» **RECORD EXCERPTS**
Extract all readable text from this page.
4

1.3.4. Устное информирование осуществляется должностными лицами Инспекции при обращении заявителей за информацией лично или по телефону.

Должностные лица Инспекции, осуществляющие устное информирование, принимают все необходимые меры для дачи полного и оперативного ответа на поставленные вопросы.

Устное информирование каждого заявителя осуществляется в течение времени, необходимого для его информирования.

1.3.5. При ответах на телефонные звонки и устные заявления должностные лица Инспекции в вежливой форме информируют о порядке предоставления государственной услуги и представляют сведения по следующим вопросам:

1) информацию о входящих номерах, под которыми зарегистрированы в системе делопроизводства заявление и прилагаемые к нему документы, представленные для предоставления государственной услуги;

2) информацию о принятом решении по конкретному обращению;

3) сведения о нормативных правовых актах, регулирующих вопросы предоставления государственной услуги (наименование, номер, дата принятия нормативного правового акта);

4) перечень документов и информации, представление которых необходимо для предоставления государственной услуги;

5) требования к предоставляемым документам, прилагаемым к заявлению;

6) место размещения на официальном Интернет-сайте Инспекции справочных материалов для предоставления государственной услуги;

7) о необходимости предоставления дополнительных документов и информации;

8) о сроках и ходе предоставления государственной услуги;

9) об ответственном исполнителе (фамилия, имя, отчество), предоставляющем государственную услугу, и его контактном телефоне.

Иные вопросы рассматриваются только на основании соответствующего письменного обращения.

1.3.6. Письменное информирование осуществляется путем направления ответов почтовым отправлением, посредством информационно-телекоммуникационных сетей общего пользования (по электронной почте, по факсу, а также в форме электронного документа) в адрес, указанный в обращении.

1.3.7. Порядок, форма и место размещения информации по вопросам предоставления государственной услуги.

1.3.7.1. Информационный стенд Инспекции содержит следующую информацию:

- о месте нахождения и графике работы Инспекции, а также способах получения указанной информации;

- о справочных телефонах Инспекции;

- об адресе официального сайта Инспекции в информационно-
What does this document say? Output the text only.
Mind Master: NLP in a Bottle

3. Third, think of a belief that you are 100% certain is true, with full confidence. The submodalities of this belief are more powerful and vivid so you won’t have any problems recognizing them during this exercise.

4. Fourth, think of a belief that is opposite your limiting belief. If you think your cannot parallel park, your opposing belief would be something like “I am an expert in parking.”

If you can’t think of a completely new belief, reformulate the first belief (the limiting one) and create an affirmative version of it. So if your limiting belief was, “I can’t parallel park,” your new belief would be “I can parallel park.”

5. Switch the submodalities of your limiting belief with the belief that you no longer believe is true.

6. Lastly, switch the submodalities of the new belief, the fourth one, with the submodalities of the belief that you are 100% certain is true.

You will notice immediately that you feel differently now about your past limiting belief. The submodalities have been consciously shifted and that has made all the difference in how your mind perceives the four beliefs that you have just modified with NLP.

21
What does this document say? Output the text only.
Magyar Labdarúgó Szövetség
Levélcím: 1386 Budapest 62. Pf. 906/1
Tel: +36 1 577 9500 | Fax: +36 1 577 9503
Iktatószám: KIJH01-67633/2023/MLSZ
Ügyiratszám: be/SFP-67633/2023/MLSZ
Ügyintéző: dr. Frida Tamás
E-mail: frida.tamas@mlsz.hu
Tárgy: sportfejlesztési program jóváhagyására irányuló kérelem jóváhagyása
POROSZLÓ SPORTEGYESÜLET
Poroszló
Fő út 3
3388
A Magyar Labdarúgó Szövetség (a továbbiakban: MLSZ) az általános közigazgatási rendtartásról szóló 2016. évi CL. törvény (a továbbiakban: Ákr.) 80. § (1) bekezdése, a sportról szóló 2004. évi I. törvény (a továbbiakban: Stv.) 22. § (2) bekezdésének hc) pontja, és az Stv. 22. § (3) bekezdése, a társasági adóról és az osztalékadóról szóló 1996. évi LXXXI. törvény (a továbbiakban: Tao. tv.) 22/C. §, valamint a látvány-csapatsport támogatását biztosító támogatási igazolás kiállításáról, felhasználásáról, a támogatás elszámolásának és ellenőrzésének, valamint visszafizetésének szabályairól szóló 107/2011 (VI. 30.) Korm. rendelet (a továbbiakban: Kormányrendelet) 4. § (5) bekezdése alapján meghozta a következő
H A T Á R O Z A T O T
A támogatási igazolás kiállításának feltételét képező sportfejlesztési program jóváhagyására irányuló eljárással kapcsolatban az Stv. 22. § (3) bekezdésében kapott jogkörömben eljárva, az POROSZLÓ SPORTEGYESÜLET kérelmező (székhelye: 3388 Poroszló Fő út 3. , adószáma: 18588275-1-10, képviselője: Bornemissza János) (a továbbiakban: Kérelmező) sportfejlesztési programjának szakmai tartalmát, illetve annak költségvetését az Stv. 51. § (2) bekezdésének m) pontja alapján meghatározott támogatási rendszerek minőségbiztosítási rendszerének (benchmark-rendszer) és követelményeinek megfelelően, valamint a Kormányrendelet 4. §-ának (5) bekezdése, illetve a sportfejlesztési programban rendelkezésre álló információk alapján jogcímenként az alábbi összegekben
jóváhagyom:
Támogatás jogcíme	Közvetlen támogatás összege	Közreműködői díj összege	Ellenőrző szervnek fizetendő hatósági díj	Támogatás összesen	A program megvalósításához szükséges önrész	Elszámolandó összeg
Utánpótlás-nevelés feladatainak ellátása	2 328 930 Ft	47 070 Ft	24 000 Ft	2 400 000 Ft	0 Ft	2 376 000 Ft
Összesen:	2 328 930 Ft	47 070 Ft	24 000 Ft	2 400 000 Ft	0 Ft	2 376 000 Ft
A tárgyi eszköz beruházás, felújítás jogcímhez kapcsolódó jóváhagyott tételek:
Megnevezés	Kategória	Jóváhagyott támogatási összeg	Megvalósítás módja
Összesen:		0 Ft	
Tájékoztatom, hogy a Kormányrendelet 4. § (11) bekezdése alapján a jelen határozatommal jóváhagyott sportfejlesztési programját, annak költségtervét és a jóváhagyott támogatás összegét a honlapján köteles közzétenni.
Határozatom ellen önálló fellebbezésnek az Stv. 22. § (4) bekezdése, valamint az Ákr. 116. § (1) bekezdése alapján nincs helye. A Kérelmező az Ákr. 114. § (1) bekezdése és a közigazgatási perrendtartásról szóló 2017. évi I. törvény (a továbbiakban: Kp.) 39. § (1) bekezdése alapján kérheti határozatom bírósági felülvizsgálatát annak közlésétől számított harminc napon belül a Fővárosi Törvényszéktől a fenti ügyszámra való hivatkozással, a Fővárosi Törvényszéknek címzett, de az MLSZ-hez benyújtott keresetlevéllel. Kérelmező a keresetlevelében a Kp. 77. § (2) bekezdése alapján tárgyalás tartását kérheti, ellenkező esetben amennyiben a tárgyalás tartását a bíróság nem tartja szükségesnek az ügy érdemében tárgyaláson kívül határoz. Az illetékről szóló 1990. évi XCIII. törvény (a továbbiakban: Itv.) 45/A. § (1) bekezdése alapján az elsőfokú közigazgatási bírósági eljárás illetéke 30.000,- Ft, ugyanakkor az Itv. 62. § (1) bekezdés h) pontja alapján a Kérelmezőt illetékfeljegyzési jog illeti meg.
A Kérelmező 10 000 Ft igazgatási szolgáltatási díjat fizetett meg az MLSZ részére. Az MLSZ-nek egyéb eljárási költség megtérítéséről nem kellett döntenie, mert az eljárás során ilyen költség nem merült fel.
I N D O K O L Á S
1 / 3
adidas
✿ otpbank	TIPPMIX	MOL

» **WHAT YOU SHOULD DO**
Write the data out again in full and exactly.

» **FULL OUTPUT**
Extract all readable text from this page.
4

1.3.4. Устное информирование осуществляется должностными лицами Инспекции при обращении заявителей за информацией лично или по телефону.

Должностные лица Инспекции, осуществляющие устное информирование, принимают все необходимые меры для дачи полного и оперативного ответа на поставленные вопросы.

Устное информирование каждого заявителя осуществляется в течение времени, необходимого для его информирования.

1.3.5. При ответах на телефонные звонки и устные заявления должностные лица Инспекции в вежливой форме информируют о порядке предоставления государственной услуги и представляют сведения по следующим вопросам:

1) информацию о входящих номерах, под которыми зарегистрированы в системе делопроизводства заявление и прилагаемые к нему документы, представленные для предоставления государственной услуги;

2) информацию о принятом решении по конкретному обращению;

3) сведения о нормативных правовых актах, регулирующих вопросы предоставления государственной услуги (наименование, номер, дата принятия нормативного правового акта);

4) перечень документов и информации, представление которых необходимо для предоставления государственной услуги;

5) требования к предоставляемым документам, прилагаемым к заявлению;

6) место размещения на официальном Интернет-сайте Инспекции справочных материалов для предоставления государственной услуги;

7) о необходимости предоставления дополнительных документов и информации;

8) о сроках и ходе предоставления государственной услуги;

9) об ответственном исполнителе (фамилия, имя, отчество), предоставляющем государственную услугу, и его контактном телефоне.

Иные вопросы рассматриваются только на основании соответствующего письменного обращения.

1.3.6. Письменное информирование осуществляется путем направления ответов почтовым отправлением, посредством информационно-телекоммуникационных сетей общего пользования (по электронной почте, по факсу, а также в форме электронного документа) в адрес, указанный в обращении.

1.3.7. Порядок, форма и место размещения информации по вопросам предоставления государственной услуги.

1.3.7.1. Информационный стенд Инспекции содержит следующую информацию:

- о месте нахождения и графике работы Инспекции, а также способах получения указанной информации;

- о справочных телефонах Инспекции;

- об адресе официального сайта Инспекции в информационно-
What does this document say? Output the text only.
Mind Master: NLP in a Bottle

3. Third, think of a belief that you are 100% certain is true, with full confidence. The submodalities of this belief are more powerful and vivid so you won’t have any problems recognizing them during this exercise.

4. Fourth, think of a belief that is opposite your limiting belief. If you think your cannot parallel park, your opposing belief would be something like “I am an expert in parking.”

If you can’t think of a completely new belief, reformulate the first belief (the limiting one) and create an affirmative version of it. So if your limiting belief was, “I can’t parallel park,” your new belief would be “I can parallel park.”

5. Switch the submodalities of your limiting belief with the belief that you no longer believe is true.

6. Lastly, switch the submodalities of the new belief, the fourth one, with the submodalities of the belief that you are 100% certain is true.

You will notice immediately that you feel differently now about your past limiting belief. The submodalities have been consciously shifted and that has made all the difference in how your mind perceives the four beliefs that you have just modified with NLP.

21
What does this document say? Output the text only.
Magyar Labdarúgó Szövetség
Levélcím: 1386 Budapest 62. Pf. 906/1
Tel: +36 1 577 9500 | Fax: +36 1 577 9503
Iktatószám: KIJH01-67633/2023/MLSZ
Ügyiratszám: be/SFP-67633/2023/MLSZ
Ügyintéző: dr. Frida Tamás
E-mail: frida.tamas@mlsz.hu
Tárgy: sportfejlesztési program jóváhagyására irányuló kérelem jóváhagyása
POROSZLÓ SPORTEGYESÜLET
Poroszló
Fő út 3
3388
A Magyar Labdarúgó Szövetség (a továbbiakban: MLSZ) az általános közigazgatási rendtartásról szóló 2016. évi CL. törvény (a továbbiakban: Ákr.) 80. § (1) bekezdése, a sportról szóló 2004. évi I. törvény (a továbbiakban: Stv.) 22. § (2) bekezdésének hc) pontja, és az Stv. 22. § (3) bekezdése, a társasági adóról és az osztalékadóról szóló 1996. évi LXXXI. törvény (a továbbiakban: Tao. tv.) 22/C. §, valamint a látvány-csapatsport támogatását biztosító támogatási igazolás kiállításáról, felhasználásáról, a támogatás elszámolásának és ellenőrzésének, valamint visszafizetésének szabályairól szóló 107/2011 (VI. 30.) Korm. rendelet (a továbbiakban: Kormányrendelet) 4. § (5) bekezdése alapján meghozta a következő
H A T Á R O Z A T O T
A támogatási igazolás kiállításának feltételét képező sportfejlesztési program jóváhagyására irányuló eljárással kapcsolatban az Stv. 22. § (3) bekezdésében kapott jogkörömben eljárva, az POROSZLÓ SPORTEGYESÜLET kérelmező (székhelye: 3388 Poroszló Fő út 3. , adószáma: 18588275-1-10, képviselője: Bornemissza János) (a továbbiakban: Kérelmező) sportfejlesztési programjának szakmai tartalmát, illetve annak költségvetését az Stv. 51. § (2) bekezdésének m) pontja alapján meghatározott támogatási rendszerek minőségbiztosítási rendszerének (benchmark-rendszer) és követelményeinek megfelelően, valamint a Kormányrendelet 4. §-ának (5) bekezdése, illetve a sportfejlesztési programban rendelkezésre álló információk alapján jogcímenként az alábbi összegekben
jóváhagyom:
Támogatás jogcíme	Közvetlen támogatás összege	Közreműködői díj összege	Ellenőrző szervnek fizetendő hatósági díj	Támogatás összesen	A program megvalósításához szükséges önrész	Elszámolandó összeg
Utánpótlás-nevelés feladatainak ellátása	2 328 930 Ft	47 070 Ft	24 000 Ft	2 400 000 Ft	0 Ft	2 376 000 Ft
Összesen:	2 328 930 Ft	47 070 Ft	24 000 Ft	2 400 000 Ft	0 Ft	2 376 000 Ft
A tárgyi eszköz beruházás, felújítás jogcímhez kapcsolódó jóváhagyott tételek:
Megnevezés	Kategória	Jóváhagyott támogatási összeg	Megvalósítás módja
Összesen:		0 Ft	
Tájékoztatom, hogy a Kormányrendelet 4. § (11) bekezdése alapján a jelen határozatommal jóváhagyott sportfejlesztési programját, annak költségtervét és a jóváhagyott támogatás összegét a honlapján köteles közzétenni.
Határozatom ellen önálló fellebbezésnek az Stv. 22. § (4) bekezdése, valamint az Ákr. 116. § (1) bekezdése alapján nincs helye. A Kérelmező az Ákr. 114. § (1) bekezdése és a közigazgatási perrendtartásról szóló 2017. évi I. törvény (a továbbiakban: Kp.) 39. § (1) bekezdése alapján kérheti határozatom bírósági felülvizsgálatát annak közlésétől számított harminc napon belül a Fővárosi Törvényszéktől a fenti ügyszámra való hivatkozással, a Fővárosi Törvényszéknek címzett, de az MLSZ-hez benyújtott keresetlevéllel. Kérelmező a keresetlevelében a Kp. 77. § (2) bekezdése alapján tárgyalás tartását kérheti, ellenkező esetben amennyiben a tárgyalás tartását a bíróság nem tartja szükségesnek az ügy érdemében tárgyaláson kívül határoz. Az illetékről szóló 1990. évi XCIII. törvény (a továbbiakban: Itv.) 45/A. § (1) bekezdése alapján az elsőfokú közigazgatási bírósági eljárás illetéke 30.000,- Ft, ugyanakkor az Itv. 62. § (1) bekezdés h) pontja alapján a Kérelmezőt illetékfeljegyzési jog illeti meg.
A Kérelmező 10 000 Ft igazgatási szolgáltatási díjat fizetett meg az MLSZ részére. Az MLSZ-nek egyéb eljárási költség megtérítéséről nem kellett döntenie, mert az eljárás során ilyen költség nem merült fel.
I N D O K O L Á S
1 / 3
adidas
✿ otpbank	TIPPMIX	MOL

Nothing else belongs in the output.